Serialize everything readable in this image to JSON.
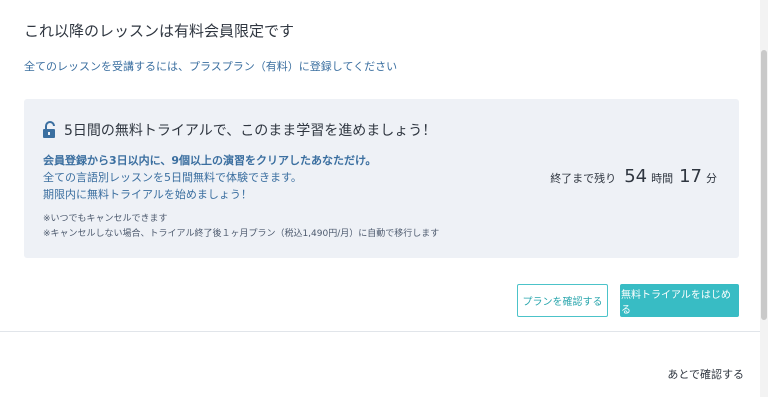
{
  "modal": {
    "title": "これ以降のレッスンは有料会員限定です",
    "subtitle": "全てのレッスンを受講するには、プラスプラン（有料）に登録してください"
  },
  "trial": {
    "heading": "5日間の無料トライアルで、このまま学習を進めましょう！",
    "condition": "会員登録から3日以内に、9個以上の演習をクリアしたあなただけ。",
    "line2": "全ての言語別レッスンを5日間無料で体験できます。",
    "line3": "期限内に無料トライアルを始めましょう！",
    "note1": "※いつでもキャンセルできます",
    "note2": "※キャンセルしない場合、トライアル終了後１ヶ月プラン（税込1,490円/月）に自動で移行します",
    "lock_icon": "unlocked-padlock-icon"
  },
  "countdown": {
    "label": "終了まで残り",
    "hours": "54",
    "hours_unit": "時間",
    "minutes": "17",
    "minutes_unit": "分"
  },
  "buttons": {
    "view_plan": "プランを確認する",
    "start_trial": "無料トライアルをはじめる"
  },
  "footer": {
    "later": "あとで確認する"
  },
  "colors": {
    "accent": "#38bcc4",
    "link_blue": "#3b6fa0",
    "panel_bg": "#eef1f6"
  }
}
------------------------------------------------
- **What is needed**
Output every entry word for word, but omit the pictures.

- **Finished exercise**
Serialize everything readable in this image to JSON.
{
  "modal": {
    "title": "これ以降のレッスンは有料会員限定です",
    "subtitle": "全てのレッスンを受講するには、プラスプラン（有料）に登録してください"
  },
  "trial": {
    "heading": "5日間の無料トライアルで、このまま学習を進めましょう！",
    "condition": "会員登録から3日以内に、9個以上の演習をクリアしたあなただけ。",
    "line2": "全ての言語別レッスンを5日間無料で体験できます。",
    "line3": "期限内に無料トライアルを始めましょう！",
    "note1": "※いつでもキャンセルできます",
    "note2": "※キャンセルしない場合、トライアル終了後１ヶ月プラン（税込1,490円/月）に自動で移行します",
    "lock_icon": "unlocked-padlock-icon"
  },
  "countdown": {
    "label": "終了まで残り",
    "hours": "54",
    "hours_unit": "時間",
    "minutes": "17",
    "minutes_unit": "分"
  },
  "buttons": {
    "view_plan": "プランを確認する",
    "start_trial": "無料トライアルをはじめる"
  },
  "footer": {
    "later": "あとで確認する"
  },
  "colors": {
    "accent": "#38bcc4",
    "link_blue": "#3b6fa0",
    "panel_bg": "#eef1f6"
  }
}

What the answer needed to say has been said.